ENUNCIADO A
Convierte en una lista numerada las líneas de los registros que van desde la que contiene "part: = V [236,734,301,775]" hasta la que contiene "excluded-text: Macromolecules that", ambas incluidas. Deja fuera las líneas en blanco.

Esperar un desalojo es más desolador que heroico. La disciplina militar que se acuerda en las interminables asambleas, se disipa a medida que nos envuelven la noche y las pesadillas. Es como esperar a un fantasma más de estas ruinas, aunque proceda del exterior. Nadie sabe cuánto seguiremos así. Velando esta fachada esplendorosa y decadente, pero que se ha preñado de tantas vidas durante estos meses. Aguardando el hundimiento de este barco. O será el otro barco más general, ese que dicen que está en crisis, el que de verdad va a la deriva. Es curioso que una noche me encontré entre las cajas volcadas y los libros añosos desperdigados por el suelo, aquel viejo poemario de Enzensberger: El hundimiento del Titanic. También un voluminoso tomo bilingüe de Walt Whitman, aquel gran oso lírico. Los hojeé con una sonrisa escéptica, como quien se encuentra con entrañables amigos al cabo de mucho tiempo y reconoce que la complicidad esencial permanece.

REGISTROS DE DATOS
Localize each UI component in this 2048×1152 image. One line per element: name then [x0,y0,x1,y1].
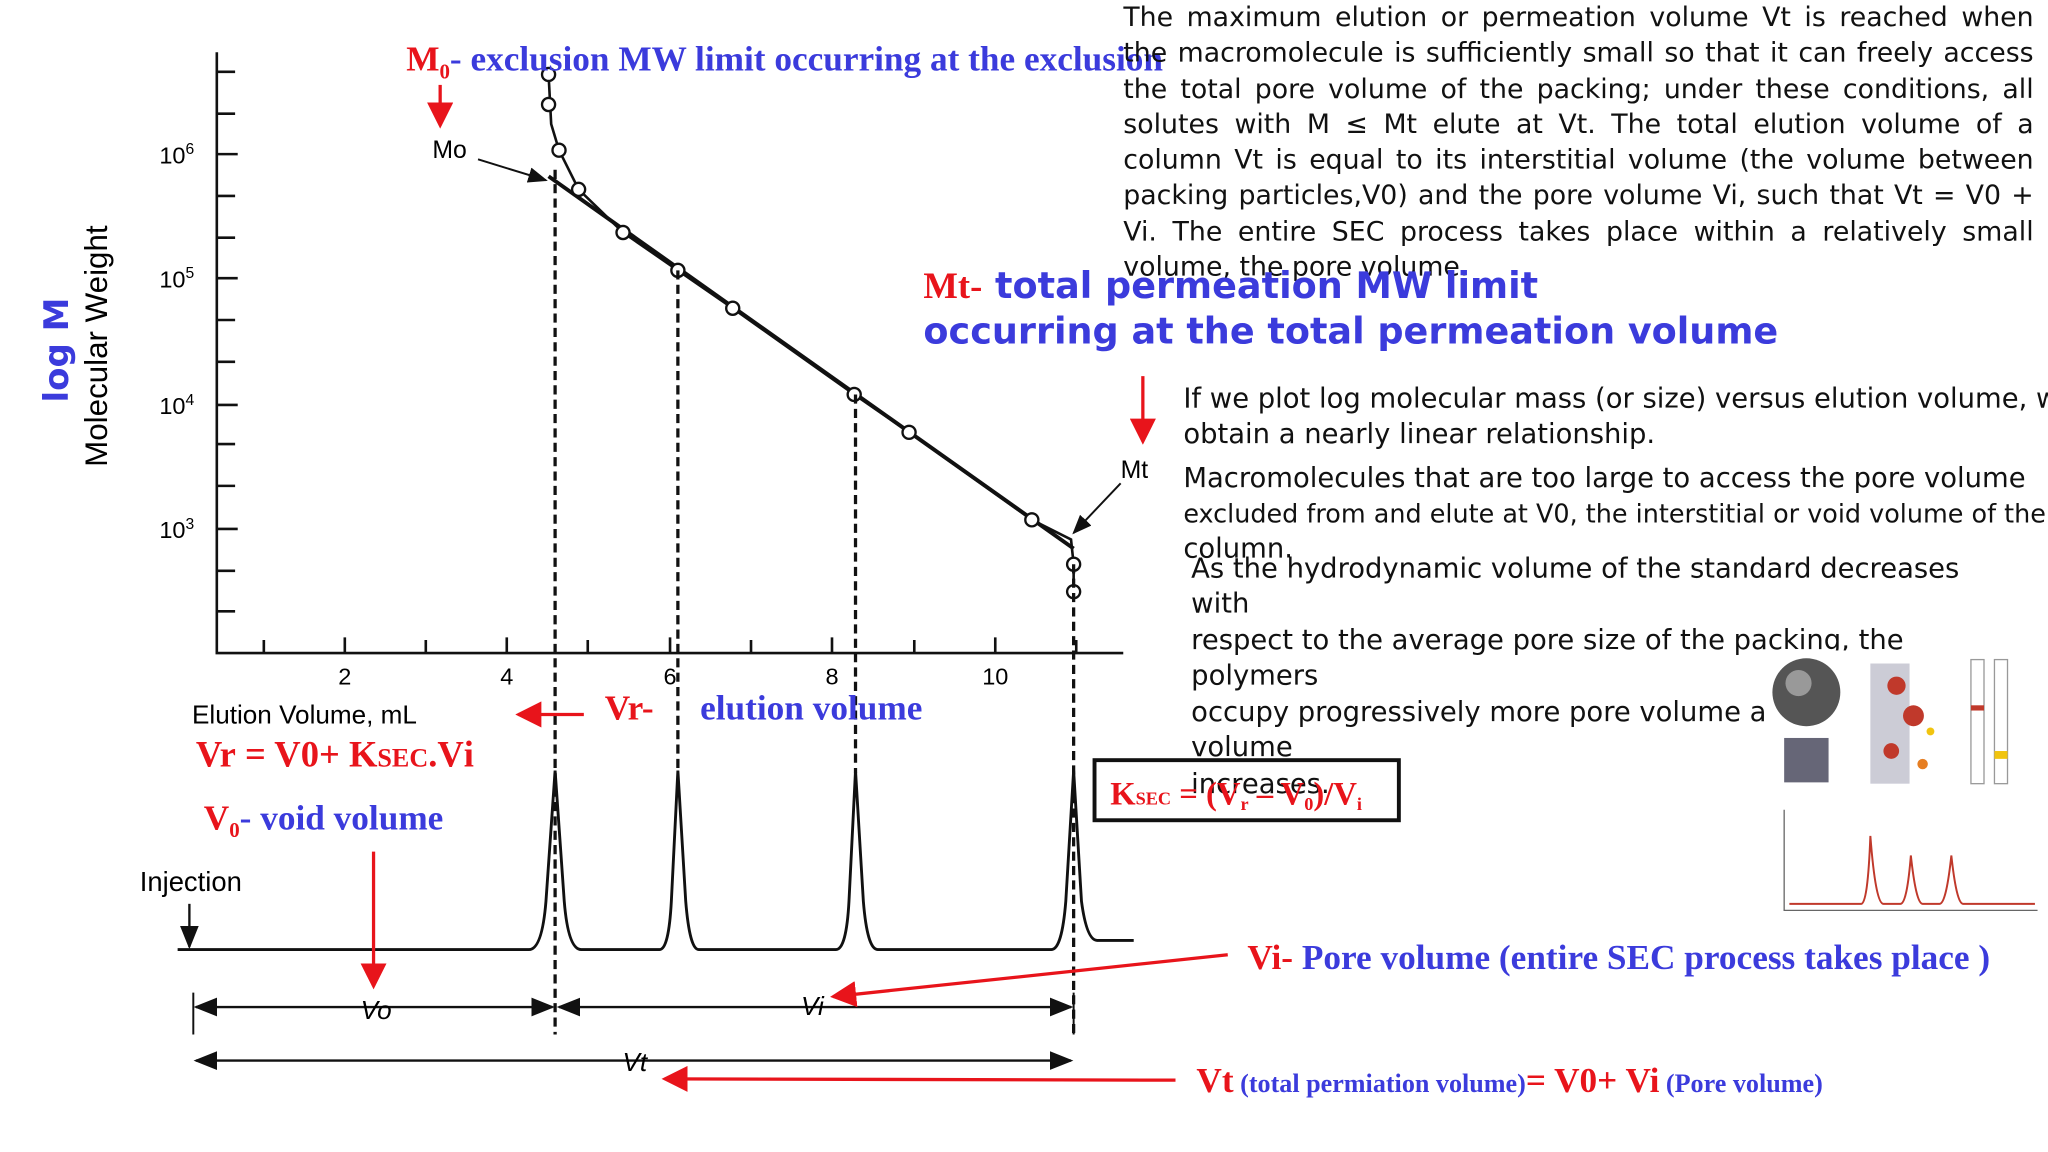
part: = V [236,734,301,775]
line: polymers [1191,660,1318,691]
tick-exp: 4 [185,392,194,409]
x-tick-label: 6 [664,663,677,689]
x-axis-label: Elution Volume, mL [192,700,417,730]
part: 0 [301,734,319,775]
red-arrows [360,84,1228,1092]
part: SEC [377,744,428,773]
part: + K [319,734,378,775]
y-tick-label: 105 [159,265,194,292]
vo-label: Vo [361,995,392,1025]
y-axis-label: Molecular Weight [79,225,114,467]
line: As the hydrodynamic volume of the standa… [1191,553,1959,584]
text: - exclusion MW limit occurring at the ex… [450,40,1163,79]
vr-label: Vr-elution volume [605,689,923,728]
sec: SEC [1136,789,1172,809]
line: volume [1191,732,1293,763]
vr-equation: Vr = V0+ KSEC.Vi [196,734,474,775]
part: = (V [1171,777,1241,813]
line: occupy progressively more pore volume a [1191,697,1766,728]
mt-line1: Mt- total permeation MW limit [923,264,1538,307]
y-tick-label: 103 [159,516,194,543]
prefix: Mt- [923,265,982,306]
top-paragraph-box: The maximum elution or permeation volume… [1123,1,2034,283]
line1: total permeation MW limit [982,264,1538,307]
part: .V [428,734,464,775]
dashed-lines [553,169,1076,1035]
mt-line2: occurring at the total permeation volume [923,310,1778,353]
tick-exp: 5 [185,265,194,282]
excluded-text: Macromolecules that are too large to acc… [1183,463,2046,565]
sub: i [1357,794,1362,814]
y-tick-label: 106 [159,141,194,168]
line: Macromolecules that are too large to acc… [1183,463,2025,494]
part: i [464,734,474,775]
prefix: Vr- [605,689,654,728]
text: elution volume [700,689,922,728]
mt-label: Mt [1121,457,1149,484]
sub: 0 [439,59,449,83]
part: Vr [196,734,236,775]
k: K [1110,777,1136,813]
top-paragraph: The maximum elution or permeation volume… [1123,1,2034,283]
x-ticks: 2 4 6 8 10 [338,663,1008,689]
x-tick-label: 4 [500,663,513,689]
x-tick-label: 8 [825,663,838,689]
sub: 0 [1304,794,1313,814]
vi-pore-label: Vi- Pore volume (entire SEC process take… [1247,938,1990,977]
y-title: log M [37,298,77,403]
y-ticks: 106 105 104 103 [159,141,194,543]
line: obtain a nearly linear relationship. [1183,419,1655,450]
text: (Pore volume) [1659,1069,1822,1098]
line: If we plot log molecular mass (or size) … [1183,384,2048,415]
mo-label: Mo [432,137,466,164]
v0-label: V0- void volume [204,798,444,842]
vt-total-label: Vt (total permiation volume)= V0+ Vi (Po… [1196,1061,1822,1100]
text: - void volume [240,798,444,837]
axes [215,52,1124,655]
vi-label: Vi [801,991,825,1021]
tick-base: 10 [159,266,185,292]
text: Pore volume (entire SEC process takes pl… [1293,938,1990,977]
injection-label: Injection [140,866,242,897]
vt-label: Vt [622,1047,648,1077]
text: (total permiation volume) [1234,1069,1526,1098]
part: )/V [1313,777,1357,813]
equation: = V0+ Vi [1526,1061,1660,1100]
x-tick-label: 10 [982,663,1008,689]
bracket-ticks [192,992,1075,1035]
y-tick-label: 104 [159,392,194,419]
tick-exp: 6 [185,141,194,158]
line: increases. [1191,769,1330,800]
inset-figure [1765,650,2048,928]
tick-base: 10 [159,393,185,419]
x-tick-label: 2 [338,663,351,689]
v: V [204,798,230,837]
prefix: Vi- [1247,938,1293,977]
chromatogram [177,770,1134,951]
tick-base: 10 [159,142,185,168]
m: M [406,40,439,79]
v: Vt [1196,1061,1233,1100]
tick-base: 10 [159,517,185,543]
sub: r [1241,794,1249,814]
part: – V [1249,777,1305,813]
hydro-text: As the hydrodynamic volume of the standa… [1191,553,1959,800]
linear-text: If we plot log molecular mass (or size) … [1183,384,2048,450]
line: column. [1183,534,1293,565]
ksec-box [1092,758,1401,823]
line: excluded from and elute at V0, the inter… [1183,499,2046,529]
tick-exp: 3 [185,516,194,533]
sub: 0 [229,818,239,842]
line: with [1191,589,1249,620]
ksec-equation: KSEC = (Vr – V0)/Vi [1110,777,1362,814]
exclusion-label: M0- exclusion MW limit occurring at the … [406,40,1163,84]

ENUNCIADO B
Responde estas preguntas sobre el texto del desalojo:
(i) ¿Dónde se acuerda la disciplina militar?
(ii) ¿Qué poemario de Enzensberger aparece entre las cajas volcadas?
(iii) ¿De qué autor es el voluminoso tomo bilingüe?

RESPUESTA ESCRITA A
1. part: = V [236,734,301,775]
2. line: polymers [1191,660,1318,691]
3. tick-exp: 4 [185,392,194,409]
4. x-tick-label: 6 [664,663,677,689]
5. x-axis-label: Elution Volume, mL [192,700,417,730]
6. part: 0 [301,734,319,775]
7. red-arrows [360,84,1228,1092]
8. part: SEC [377,744,428,773]
9. part: + K [319,734,378,775]
10. y-tick-label: 105 [159,265,194,292]
11. vo-label: Vo [361,995,392,1025]
12. y-axis-label: Molecular Weight [79,225,114,467]
13. line: As the hydrodynamic volume of the standa… [1191,553,1959,584]
14. text: - exclusion MW limit occurring at the ex… [450,40,1163,79]
15. vr-label: Vr-elution volume [605,689,923,728]
16. sec: SEC [1136,789,1172,809]
17. line: volume [1191,732,1293,763]
18. vr-equation: Vr = V0+ KSEC.Vi [196,734,474,775]
19. part: = (V [1171,777,1241,813]
20. line: occupy progressively more pore volume a [1191,697,1766,728]
21. mt-line1: Mt- total permeation MW limit [923,264,1538,307]
22. y-tick-label: 103 [159,516,194,543]
23. prefix: Mt- [923,265,982,306]
24. top-paragraph-box: The maximum elution or permeation volume… [1123,1,2034,283]
25. line1: total permeation MW limit [982,264,1538,307]
26. part: .V [428,734,464,775]
27. dashed-lines [553,169,1076,1035]
28. mt-line2: occurring at the total permeation volume [923,310,1778,353]
29. tick-exp: 5 [185,265,194,282]
30. excluded-text: Macromolecules that are too large to acc… [1183,463,2046,565]

RESPUESTA ESCRITA B
(i) En las interminables asambleas.
(ii) El hundimiento del Titanic.
(iii) De Walt Whitman.